Pick out all lines in the listing holding the string "point" and copy them.
------ GIVEN DATA
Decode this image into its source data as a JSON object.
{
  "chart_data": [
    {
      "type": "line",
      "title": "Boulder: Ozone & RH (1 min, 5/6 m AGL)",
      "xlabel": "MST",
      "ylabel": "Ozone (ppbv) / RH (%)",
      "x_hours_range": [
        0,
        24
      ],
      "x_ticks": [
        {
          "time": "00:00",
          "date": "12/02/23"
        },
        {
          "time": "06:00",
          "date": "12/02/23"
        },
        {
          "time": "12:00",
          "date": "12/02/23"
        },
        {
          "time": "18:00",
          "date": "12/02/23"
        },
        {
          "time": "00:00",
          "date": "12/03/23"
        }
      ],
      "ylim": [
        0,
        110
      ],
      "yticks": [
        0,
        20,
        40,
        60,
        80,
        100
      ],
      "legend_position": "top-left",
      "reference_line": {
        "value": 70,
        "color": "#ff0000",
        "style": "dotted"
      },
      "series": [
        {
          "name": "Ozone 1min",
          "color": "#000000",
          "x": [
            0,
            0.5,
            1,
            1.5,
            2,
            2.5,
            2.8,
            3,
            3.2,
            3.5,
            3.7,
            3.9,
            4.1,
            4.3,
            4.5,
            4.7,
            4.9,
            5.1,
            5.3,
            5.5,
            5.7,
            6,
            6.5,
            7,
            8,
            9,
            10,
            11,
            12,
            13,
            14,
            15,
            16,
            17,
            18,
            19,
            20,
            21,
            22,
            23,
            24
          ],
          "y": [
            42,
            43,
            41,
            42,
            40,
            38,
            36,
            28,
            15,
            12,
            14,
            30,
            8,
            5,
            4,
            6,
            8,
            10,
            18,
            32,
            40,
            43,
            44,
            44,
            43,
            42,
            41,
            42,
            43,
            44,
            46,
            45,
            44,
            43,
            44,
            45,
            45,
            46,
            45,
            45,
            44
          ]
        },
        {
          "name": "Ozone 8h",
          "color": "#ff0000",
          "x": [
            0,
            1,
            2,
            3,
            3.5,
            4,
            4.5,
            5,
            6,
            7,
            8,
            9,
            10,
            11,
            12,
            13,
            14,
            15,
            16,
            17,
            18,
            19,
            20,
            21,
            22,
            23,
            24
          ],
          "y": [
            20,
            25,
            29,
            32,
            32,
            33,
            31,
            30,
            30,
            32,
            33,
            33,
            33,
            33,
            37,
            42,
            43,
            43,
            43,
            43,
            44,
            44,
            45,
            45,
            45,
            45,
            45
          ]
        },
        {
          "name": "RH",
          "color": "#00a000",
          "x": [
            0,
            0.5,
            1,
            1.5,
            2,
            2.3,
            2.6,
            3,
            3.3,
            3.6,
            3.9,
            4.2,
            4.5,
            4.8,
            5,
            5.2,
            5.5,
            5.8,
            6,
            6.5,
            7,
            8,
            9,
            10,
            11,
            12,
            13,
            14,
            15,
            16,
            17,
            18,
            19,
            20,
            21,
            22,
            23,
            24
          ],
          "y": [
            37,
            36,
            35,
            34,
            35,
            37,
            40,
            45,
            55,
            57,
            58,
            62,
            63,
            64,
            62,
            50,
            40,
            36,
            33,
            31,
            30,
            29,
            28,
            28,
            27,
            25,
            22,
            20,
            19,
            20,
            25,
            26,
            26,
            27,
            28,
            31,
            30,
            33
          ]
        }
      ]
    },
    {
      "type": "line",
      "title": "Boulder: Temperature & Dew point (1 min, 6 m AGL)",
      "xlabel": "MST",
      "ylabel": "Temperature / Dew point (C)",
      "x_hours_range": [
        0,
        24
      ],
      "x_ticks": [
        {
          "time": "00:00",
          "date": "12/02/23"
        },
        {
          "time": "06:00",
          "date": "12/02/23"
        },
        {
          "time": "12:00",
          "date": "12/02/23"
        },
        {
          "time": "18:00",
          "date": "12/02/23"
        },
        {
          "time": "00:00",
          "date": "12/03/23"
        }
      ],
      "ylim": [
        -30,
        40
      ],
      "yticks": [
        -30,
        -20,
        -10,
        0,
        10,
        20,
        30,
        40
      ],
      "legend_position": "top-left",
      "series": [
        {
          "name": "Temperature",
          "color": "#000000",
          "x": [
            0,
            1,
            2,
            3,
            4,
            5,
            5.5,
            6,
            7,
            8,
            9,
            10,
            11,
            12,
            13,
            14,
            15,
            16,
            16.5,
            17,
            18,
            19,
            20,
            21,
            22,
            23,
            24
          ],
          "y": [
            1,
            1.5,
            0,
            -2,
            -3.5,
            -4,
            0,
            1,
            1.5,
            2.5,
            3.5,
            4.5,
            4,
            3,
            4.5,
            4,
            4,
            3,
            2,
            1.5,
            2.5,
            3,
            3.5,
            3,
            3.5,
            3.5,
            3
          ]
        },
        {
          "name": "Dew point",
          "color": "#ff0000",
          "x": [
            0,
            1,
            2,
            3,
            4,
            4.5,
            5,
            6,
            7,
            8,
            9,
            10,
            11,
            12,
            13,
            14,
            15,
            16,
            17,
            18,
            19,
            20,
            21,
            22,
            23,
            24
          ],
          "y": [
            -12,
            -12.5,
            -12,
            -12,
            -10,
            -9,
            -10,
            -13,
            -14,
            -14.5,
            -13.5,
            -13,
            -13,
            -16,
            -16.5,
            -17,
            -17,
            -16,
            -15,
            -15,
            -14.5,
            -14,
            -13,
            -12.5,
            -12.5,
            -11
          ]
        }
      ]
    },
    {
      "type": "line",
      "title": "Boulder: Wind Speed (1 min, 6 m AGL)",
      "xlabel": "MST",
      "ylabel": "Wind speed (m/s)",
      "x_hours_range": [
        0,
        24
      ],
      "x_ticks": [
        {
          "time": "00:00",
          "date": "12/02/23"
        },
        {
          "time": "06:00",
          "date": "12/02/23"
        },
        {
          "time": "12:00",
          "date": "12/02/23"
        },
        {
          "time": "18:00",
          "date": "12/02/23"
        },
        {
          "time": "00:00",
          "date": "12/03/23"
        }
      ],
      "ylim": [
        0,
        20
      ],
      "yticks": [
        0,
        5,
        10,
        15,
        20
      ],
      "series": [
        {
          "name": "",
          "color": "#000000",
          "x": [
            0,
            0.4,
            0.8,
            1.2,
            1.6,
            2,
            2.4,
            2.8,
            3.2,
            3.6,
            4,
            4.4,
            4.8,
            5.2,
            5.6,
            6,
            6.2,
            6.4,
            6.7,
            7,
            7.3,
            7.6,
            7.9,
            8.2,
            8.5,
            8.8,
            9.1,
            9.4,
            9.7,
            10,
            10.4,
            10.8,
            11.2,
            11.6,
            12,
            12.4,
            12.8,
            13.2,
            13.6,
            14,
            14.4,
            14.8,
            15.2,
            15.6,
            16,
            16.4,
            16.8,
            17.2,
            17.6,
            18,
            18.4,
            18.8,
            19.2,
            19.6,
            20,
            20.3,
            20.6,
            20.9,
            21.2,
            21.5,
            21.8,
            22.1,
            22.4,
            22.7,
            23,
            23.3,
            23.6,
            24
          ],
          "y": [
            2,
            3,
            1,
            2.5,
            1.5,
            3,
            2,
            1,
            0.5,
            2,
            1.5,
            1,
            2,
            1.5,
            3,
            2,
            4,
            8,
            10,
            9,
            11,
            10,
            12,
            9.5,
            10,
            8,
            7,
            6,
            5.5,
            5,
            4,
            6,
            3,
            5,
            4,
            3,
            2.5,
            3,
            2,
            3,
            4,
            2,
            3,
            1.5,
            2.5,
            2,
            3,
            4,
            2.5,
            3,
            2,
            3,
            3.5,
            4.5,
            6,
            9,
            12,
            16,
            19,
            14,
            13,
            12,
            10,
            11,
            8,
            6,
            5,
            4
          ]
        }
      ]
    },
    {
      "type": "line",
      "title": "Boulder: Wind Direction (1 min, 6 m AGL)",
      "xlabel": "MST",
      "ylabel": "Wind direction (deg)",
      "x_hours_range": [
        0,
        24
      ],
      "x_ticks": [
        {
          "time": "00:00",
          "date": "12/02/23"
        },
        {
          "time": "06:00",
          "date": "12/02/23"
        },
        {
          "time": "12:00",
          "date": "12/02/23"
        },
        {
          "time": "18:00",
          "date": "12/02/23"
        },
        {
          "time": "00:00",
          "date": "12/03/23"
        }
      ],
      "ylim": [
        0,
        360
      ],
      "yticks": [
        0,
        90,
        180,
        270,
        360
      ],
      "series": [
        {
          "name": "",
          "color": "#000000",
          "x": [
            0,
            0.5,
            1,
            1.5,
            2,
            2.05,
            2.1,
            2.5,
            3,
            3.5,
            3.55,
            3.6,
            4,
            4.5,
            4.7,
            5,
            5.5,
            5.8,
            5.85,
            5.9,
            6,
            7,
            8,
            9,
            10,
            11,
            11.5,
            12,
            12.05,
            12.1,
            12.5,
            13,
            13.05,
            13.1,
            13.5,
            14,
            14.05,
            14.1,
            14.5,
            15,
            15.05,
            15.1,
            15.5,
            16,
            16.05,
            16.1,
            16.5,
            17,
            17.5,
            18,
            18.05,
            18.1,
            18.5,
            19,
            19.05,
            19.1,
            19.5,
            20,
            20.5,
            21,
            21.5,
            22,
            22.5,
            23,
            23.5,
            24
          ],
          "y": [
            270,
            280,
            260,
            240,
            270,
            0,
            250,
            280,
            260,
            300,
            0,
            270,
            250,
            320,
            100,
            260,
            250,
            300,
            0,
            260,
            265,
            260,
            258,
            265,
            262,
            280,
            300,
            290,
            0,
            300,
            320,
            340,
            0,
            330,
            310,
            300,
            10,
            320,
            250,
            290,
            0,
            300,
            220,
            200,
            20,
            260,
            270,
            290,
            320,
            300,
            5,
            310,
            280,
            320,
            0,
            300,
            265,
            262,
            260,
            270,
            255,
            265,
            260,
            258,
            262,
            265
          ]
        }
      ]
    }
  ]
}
------------
> [COMPLETE ANSWER]
      "title": "Boulder: Temperature & Dew point (1 min, 6 m AGL)",
      "ylabel": "Temperature / Dew point (C)",
          "name": "Dew point",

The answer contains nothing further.